Extract start
HISTORY: This newsletter broke the story that set off a rumbling of
indignation in the roads community, that generated the fuss on Capitol
Hill, that led to Administrator Browner's review of her Transportation
Partners Program, and her promised reform. TRnl#29 July 98, and TR#33 Nov
98 devoted over 10 pages to our investigations of EPA/TPP via regular
journalistic inquiries, website searches, freedom of information filings,
and some valuable leaks from unnamable whistleblower allies. It was
revealed first here that the EPA had been coordinating and funding a
widespread campaign of virulent anti-roads propaganda via supposedly
independent citizen groups, sponsoring and training them in anti-roads
activism, conducting monthly telephone conference calls with anti-roads
activist leaders to coordinate activity, and that it was paying for the
leading anti-roads website (www.transact.org). If this wasn't enough, a
high level task force at EPA had approved an intensified and better
staffed and funded program of intervention at the local government level
to prevent roads projects being put into the mix of alternates in the
planning and public consultation process. The new policy was to work to
abort road projects before birth! We were the first to publicize the
details of this internal EPA report.
Extract end
Written task:
Which website does the newsletter history say the EPA was paying for?
Recorded information start
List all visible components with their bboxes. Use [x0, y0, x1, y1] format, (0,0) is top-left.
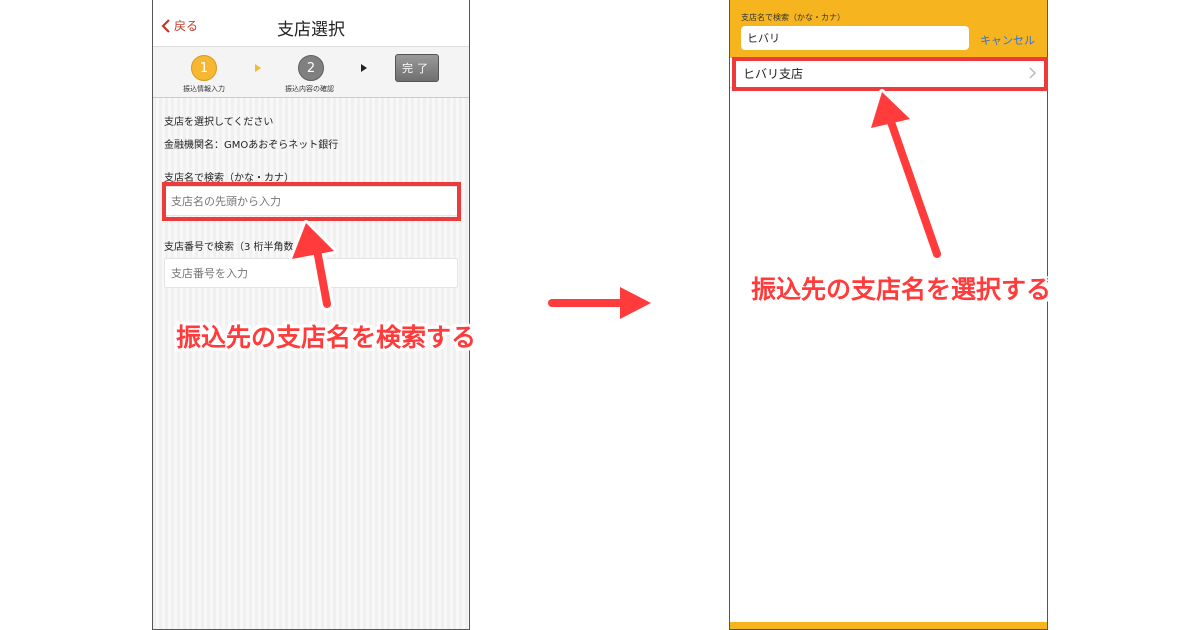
Recorded information end
Expected output:
www.transact.org, which it calls the leading anti-roads website.